• _WHAT IS ASKED_: Here are some records; return them all exactly.

• _EXERCISE MATERIALS_:
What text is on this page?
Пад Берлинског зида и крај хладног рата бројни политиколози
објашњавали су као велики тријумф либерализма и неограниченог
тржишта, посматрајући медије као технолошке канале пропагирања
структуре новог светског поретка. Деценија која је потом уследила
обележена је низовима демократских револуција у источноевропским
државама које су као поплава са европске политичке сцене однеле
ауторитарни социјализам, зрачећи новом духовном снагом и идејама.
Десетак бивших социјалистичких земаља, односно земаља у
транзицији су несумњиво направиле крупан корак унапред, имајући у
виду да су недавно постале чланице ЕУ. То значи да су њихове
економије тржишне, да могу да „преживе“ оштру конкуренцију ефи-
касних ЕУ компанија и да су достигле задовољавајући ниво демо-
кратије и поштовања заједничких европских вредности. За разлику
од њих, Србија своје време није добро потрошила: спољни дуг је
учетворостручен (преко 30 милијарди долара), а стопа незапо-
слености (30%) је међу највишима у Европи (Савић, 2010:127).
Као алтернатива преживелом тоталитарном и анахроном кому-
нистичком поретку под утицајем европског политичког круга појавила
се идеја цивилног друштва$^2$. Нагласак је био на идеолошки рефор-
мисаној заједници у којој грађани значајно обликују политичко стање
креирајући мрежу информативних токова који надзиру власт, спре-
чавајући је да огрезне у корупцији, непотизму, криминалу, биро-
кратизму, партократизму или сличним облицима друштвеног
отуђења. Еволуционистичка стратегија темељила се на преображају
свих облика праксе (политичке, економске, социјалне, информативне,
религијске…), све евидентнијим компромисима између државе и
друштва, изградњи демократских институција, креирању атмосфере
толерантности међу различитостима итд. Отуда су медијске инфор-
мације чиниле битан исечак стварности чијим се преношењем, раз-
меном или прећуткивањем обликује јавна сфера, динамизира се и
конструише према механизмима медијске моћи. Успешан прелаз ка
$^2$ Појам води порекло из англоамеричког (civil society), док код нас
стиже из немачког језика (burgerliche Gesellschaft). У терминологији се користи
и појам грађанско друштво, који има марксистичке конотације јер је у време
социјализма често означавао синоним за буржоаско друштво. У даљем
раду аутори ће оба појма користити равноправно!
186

• _ANSWER TO THE PROBLEM_:
What text is on this page?
Пад Берлинског зида и крај хладног рата бројни политиколози
објашњавали су као велики тријумф либерализма и неограниченог
тржишта, посматрајући медије као технолошке канале пропагирања
структуре новог светског поретка. Деценија која је потом уследила
обележена је низовима демократских револуција у источноевропским
државама које су као поплава са европске политичке сцене однеле
ауторитарни социјализам, зрачећи новом духовном снагом и идејама.
Десетак бивших социјалистичких земаља, односно земаља у
транзицији су несумњиво направиле крупан корак унапред, имајући у
виду да су недавно постале чланице ЕУ. То значи да су њихове
економије тржишне, да могу да „преживе“ оштру конкуренцију ефи-
касних ЕУ компанија и да су достигле задовољавајући ниво демо-
кратије и поштовања заједничких европских вредности. За разлику
од њих, Србија своје време није добро потрошила: спољни дуг је
учетворостручен (преко 30 милијарди долара), а стопа незапо-
слености (30%) је међу највишима у Европи (Савић, 2010:127).
Као алтернатива преживелом тоталитарном и анахроном кому-
нистичком поретку под утицајем европског политичког круга појавила
се идеја цивилног друштва$^2$. Нагласак је био на идеолошки рефор-
мисаној заједници у којој грађани значајно обликују политичко стање
креирајући мрежу информативних токова који надзиру власт, спре-
чавајући је да огрезне у корупцији, непотизму, криминалу, биро-
кратизму, партократизму или сличним облицима друштвеног
отуђења. Еволуционистичка стратегија темељила се на преображају
свих облика праксе (политичке, економске, социјалне, информативне,
религијске…), све евидентнијим компромисима између државе и
друштва, изградњи демократских институција, креирању атмосфере
толерантности међу различитостима итд. Отуда су медијске инфор-
мације чиниле битан исечак стварности чијим се преношењем, раз-
меном или прећуткивањем обликује јавна сфера, динамизира се и
конструише према механизмима медијске моћи. Успешан прелаз ка
$^2$ Појам води порекло из англоамеричког (civil society), док код нас
стиже из немачког језика (burgerliche Gesellschaft). У терминологији се користи
и појам грађанско друштво, који има марксистичке конотације јер је у време
социјализма често означавао синоним за буржоаско друштво. У даљем
раду аутори ће оба појма користити равноправно!
186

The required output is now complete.